-------- SUPPLIED DATA

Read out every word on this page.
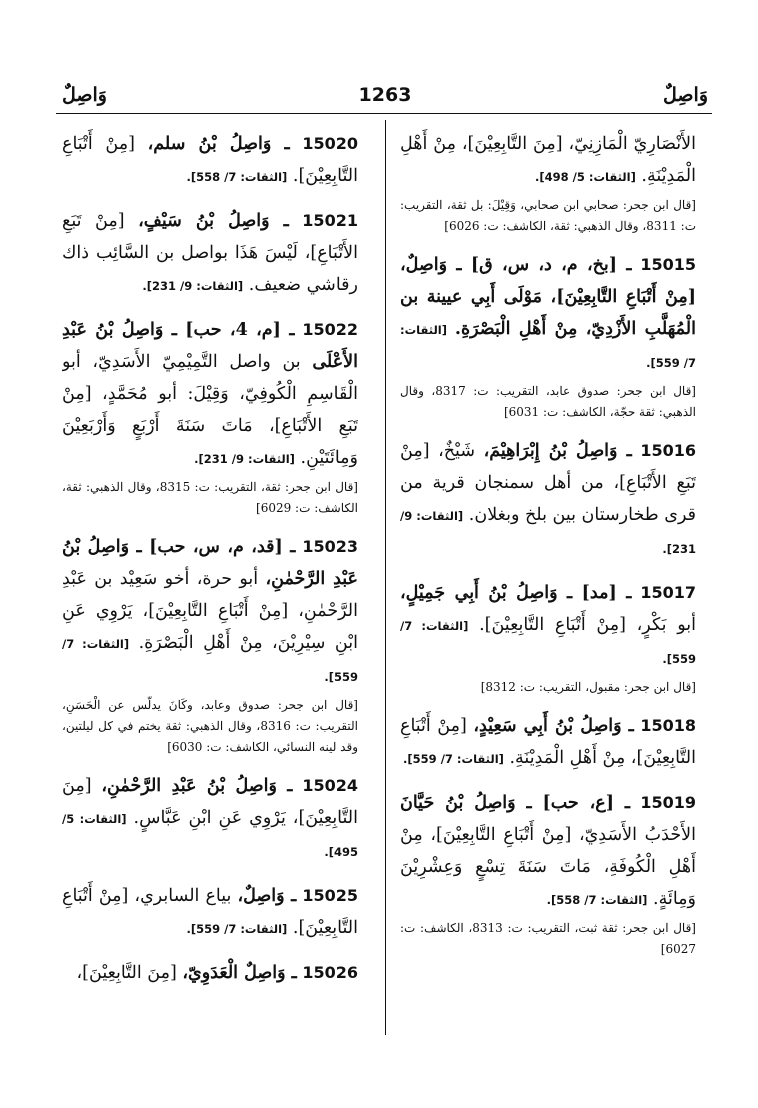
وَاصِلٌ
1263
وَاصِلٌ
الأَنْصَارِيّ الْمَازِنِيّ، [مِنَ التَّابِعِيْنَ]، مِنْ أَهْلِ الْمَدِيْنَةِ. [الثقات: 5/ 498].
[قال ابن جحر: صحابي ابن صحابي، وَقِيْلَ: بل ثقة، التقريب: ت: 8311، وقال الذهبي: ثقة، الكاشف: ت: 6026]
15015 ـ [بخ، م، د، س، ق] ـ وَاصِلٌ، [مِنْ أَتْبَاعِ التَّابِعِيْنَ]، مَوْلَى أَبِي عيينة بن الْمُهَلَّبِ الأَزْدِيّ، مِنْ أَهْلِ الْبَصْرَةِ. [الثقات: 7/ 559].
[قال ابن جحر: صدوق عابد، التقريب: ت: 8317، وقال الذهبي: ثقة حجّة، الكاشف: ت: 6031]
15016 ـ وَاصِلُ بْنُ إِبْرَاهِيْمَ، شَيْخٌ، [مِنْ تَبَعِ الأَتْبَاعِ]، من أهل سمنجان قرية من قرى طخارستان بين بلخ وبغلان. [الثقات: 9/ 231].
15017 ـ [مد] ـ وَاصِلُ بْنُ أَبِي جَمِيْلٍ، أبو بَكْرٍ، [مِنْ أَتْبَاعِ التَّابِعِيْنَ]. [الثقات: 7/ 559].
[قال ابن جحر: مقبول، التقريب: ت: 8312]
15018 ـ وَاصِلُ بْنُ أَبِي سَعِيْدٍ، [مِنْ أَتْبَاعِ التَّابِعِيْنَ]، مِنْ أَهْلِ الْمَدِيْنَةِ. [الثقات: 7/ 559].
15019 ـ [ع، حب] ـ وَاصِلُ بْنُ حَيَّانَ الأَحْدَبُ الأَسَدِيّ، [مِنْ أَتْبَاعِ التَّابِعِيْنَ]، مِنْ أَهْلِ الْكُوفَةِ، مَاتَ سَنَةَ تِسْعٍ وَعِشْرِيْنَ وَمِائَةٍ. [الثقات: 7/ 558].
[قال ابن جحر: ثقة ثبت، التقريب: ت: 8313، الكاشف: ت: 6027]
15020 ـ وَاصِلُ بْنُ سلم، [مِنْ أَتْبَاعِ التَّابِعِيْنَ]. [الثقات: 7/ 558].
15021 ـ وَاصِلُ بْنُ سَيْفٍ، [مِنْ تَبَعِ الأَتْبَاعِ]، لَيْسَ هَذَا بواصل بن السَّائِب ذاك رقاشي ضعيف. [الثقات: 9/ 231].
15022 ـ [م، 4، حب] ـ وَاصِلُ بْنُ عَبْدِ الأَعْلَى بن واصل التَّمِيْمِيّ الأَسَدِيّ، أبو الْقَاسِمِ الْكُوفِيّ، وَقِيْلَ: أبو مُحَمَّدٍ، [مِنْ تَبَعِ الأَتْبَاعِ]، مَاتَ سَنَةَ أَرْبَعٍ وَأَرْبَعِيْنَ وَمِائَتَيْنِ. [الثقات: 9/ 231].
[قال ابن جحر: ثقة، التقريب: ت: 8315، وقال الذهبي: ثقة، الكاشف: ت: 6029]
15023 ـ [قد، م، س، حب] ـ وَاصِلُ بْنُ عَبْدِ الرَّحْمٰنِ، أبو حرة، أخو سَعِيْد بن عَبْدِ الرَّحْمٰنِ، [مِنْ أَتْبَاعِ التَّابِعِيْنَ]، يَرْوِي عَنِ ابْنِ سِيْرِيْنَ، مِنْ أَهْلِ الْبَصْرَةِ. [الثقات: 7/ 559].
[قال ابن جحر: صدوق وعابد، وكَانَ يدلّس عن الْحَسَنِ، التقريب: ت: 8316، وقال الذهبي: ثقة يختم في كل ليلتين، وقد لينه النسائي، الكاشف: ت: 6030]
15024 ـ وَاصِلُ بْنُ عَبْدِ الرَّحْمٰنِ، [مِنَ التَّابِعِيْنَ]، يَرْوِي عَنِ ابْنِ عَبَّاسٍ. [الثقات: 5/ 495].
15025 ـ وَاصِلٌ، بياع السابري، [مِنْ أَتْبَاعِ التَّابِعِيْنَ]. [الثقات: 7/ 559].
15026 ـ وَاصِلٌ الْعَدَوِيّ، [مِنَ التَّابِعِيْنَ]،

----------------

WHAT YOU HAVE TO DO: Please write out all the data again word for word, but not the pictures.

OUTPUT FOR THIS EXERCISE:
Read out every word on this page.
وَاصِلٌ
1263
وَاصِلٌ
الأَنْصَارِيّ الْمَازِنِيّ، [مِنَ التَّابِعِيْنَ]، مِنْ أَهْلِ الْمَدِيْنَةِ. [الثقات: 5/ 498].
[قال ابن جحر: صحابي ابن صحابي، وَقِيْلَ: بل ثقة، التقريب: ت: 8311، وقال الذهبي: ثقة، الكاشف: ت: 6026]
15015 ـ [بخ، م، د، س، ق] ـ وَاصِلٌ، [مِنْ أَتْبَاعِ التَّابِعِيْنَ]، مَوْلَى أَبِي عيينة بن الْمُهَلَّبِ الأَزْدِيّ، مِنْ أَهْلِ الْبَصْرَةِ. [الثقات: 7/ 559].
[قال ابن جحر: صدوق عابد، التقريب: ت: 8317، وقال الذهبي: ثقة حجّة، الكاشف: ت: 6031]
15016 ـ وَاصِلُ بْنُ إِبْرَاهِيْمَ، شَيْخٌ، [مِنْ تَبَعِ الأَتْبَاعِ]، من أهل سمنجان قرية من قرى طخارستان بين بلخ وبغلان. [الثقات: 9/ 231].
15017 ـ [مد] ـ وَاصِلُ بْنُ أَبِي جَمِيْلٍ، أبو بَكْرٍ، [مِنْ أَتْبَاعِ التَّابِعِيْنَ]. [الثقات: 7/ 559].
[قال ابن جحر: مقبول، التقريب: ت: 8312]
15018 ـ وَاصِلُ بْنُ أَبِي سَعِيْدٍ، [مِنْ أَتْبَاعِ التَّابِعِيْنَ]، مِنْ أَهْلِ الْمَدِيْنَةِ. [الثقات: 7/ 559].
15019 ـ [ع، حب] ـ وَاصِلُ بْنُ حَيَّانَ الأَحْدَبُ الأَسَدِيّ، [مِنْ أَتْبَاعِ التَّابِعِيْنَ]، مِنْ أَهْلِ الْكُوفَةِ، مَاتَ سَنَةَ تِسْعٍ وَعِشْرِيْنَ وَمِائَةٍ. [الثقات: 7/ 558].
[قال ابن جحر: ثقة ثبت، التقريب: ت: 8313، الكاشف: ت: 6027]
15020 ـ وَاصِلُ بْنُ سلم، [مِنْ أَتْبَاعِ التَّابِعِيْنَ]. [الثقات: 7/ 558].
15021 ـ وَاصِلُ بْنُ سَيْفٍ، [مِنْ تَبَعِ الأَتْبَاعِ]، لَيْسَ هَذَا بواصل بن السَّائِب ذاك رقاشي ضعيف. [الثقات: 9/ 231].
15022 ـ [م، 4، حب] ـ وَاصِلُ بْنُ عَبْدِ الأَعْلَى بن واصل التَّمِيْمِيّ الأَسَدِيّ، أبو الْقَاسِمِ الْكُوفِيّ، وَقِيْلَ: أبو مُحَمَّدٍ، [مِنْ تَبَعِ الأَتْبَاعِ]، مَاتَ سَنَةَ أَرْبَعٍ وَأَرْبَعِيْنَ وَمِائَتَيْنِ. [الثقات: 9/ 231].
[قال ابن جحر: ثقة، التقريب: ت: 8315، وقال الذهبي: ثقة، الكاشف: ت: 6029]
15023 ـ [قد، م، س، حب] ـ وَاصِلُ بْنُ عَبْدِ الرَّحْمٰنِ، أبو حرة، أخو سَعِيْد بن عَبْدِ الرَّحْمٰنِ، [مِنْ أَتْبَاعِ التَّابِعِيْنَ]، يَرْوِي عَنِ ابْنِ سِيْرِيْنَ، مِنْ أَهْلِ الْبَصْرَةِ. [الثقات: 7/ 559].
[قال ابن جحر: صدوق وعابد، وكَانَ يدلّس عن الْحَسَنِ، التقريب: ت: 8316، وقال الذهبي: ثقة يختم في كل ليلتين، وقد لينه النسائي، الكاشف: ت: 6030]
15024 ـ وَاصِلُ بْنُ عَبْدِ الرَّحْمٰنِ، [مِنَ التَّابِعِيْنَ]، يَرْوِي عَنِ ابْنِ عَبَّاسٍ. [الثقات: 5/ 495].
15025 ـ وَاصِلٌ، بياع السابري، [مِنْ أَتْبَاعِ التَّابِعِيْنَ]. [الثقات: 7/ 559].
15026 ـ وَاصِلٌ الْعَدَوِيّ، [مِنَ التَّابِعِيْنَ]،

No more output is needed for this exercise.